Consigne
Poursuivez l'extrait consacré à Liu Jie en reprenant juste après sa dernière phrase.

Liu Jie est enfermé depuis 2007. Elle a subi cinq mois de tortures.
Liu Jie est enfermé depuis 2007. Elle a subi cinq mois de tortures. — D.R.

DROITS DE L'HOMME

Liu Jie: la tigresse des paysans

Liu Jie torturé.

Contrairement à ce que pense la correspondante du Quotidien du peuple à Paris, les rues de Chine ne sont pas vraiment encore des espaces de liberté. Liu Jie pourrait en témoigner. Le 12 novembre 2007, cette femme a été envoyée au camp de rééducation par le travail pour avoir «instigué des troubles» et «perturbé l'ordre social».

En traduisant ce jargon juridique de l'état policier chinois, cela veut dire qu'elle a lancé une pétition (12.150 signatures) en faveur des réformes du système politique en Chine. Son but était de protéger les communautés de paysans de la Chine, trop souvent délaissées par le pouvoir central.

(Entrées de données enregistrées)
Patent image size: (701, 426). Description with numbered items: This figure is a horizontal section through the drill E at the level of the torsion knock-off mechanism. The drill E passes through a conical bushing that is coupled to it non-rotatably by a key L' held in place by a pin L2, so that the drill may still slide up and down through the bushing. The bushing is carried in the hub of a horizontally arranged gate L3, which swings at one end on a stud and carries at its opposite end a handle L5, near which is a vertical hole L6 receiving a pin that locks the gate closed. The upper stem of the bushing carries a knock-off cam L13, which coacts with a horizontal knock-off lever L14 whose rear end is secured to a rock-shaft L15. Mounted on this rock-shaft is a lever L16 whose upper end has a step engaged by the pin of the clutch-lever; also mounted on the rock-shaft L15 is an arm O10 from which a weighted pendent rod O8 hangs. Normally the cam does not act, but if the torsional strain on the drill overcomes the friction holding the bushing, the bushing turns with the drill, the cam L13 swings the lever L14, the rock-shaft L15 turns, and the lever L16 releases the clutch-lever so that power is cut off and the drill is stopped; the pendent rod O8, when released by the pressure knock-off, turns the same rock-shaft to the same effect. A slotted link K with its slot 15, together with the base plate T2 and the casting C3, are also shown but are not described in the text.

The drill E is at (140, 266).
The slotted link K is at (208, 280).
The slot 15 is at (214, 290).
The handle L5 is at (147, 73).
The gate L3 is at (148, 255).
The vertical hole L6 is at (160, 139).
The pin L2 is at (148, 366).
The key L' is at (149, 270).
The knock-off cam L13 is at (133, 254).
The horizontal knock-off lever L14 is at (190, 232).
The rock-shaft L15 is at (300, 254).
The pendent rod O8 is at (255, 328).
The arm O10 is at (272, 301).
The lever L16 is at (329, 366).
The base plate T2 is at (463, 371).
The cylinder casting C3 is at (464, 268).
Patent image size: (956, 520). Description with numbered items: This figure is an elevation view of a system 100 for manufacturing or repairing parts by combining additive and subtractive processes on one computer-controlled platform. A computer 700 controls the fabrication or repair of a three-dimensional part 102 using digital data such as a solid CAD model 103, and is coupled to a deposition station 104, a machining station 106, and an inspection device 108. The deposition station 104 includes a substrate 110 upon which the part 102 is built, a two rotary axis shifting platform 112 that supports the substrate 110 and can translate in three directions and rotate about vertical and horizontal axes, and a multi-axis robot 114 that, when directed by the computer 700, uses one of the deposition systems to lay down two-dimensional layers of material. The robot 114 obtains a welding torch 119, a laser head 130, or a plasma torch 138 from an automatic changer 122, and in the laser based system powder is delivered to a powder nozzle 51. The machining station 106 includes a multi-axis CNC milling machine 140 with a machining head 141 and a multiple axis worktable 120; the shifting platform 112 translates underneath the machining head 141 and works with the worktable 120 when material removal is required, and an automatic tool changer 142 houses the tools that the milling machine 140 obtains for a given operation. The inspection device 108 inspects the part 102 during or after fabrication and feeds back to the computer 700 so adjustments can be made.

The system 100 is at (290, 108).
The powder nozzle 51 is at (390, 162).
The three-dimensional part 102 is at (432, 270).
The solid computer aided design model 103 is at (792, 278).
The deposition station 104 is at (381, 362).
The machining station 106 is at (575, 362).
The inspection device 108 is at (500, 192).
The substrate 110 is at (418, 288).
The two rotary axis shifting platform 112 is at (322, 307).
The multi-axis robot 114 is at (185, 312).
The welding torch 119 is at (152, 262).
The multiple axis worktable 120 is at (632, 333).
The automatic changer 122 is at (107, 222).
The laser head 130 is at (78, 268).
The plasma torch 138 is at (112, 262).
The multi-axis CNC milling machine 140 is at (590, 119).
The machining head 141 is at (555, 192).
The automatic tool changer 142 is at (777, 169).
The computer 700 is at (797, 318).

Réponse
Pour savoir ce qu'est un camp de rééducation par le travail, lire le portrait de Wang Ling

Des JO pervers

Depuis, ce premier enfermement, les associations de défenseur des droits de l'homme qui la suivent ont beaucoup de mal à avoir de ses nouvelles. Mais son cas illustre, comme celui de Hu Jia, le rôle pervers des JO sur les populations chinoises. Si cet événement est un objectif prioritaire pour la diplomatie chinoise, Pékin a profité de la préparation de l'événement pour renforcer le contrôle des opposants.

Le banc du tigre

Liu Jie n'a pas échappé à ce coup de froid. Selon Amnesty, le 22 mai 2008, à moins de 100 jours de l'ouverture des Jeux, Liu Jie aurait été transférée du camp de rééducation par le travail de Qiqihar au centre de désintoxication de Harbin. Elle y aurait subi une torture appelée «Banc du Tigre». La victime est assise droite sur un long banc, les mains liées dans le dos, ses jambes attachées au banc et des briques placées sous ses pieds. Ceci exerce une pression extrême sur les genoux et cause une douleur intense. Liu Jie aurait été torturée de cette façon pendant cinq jours.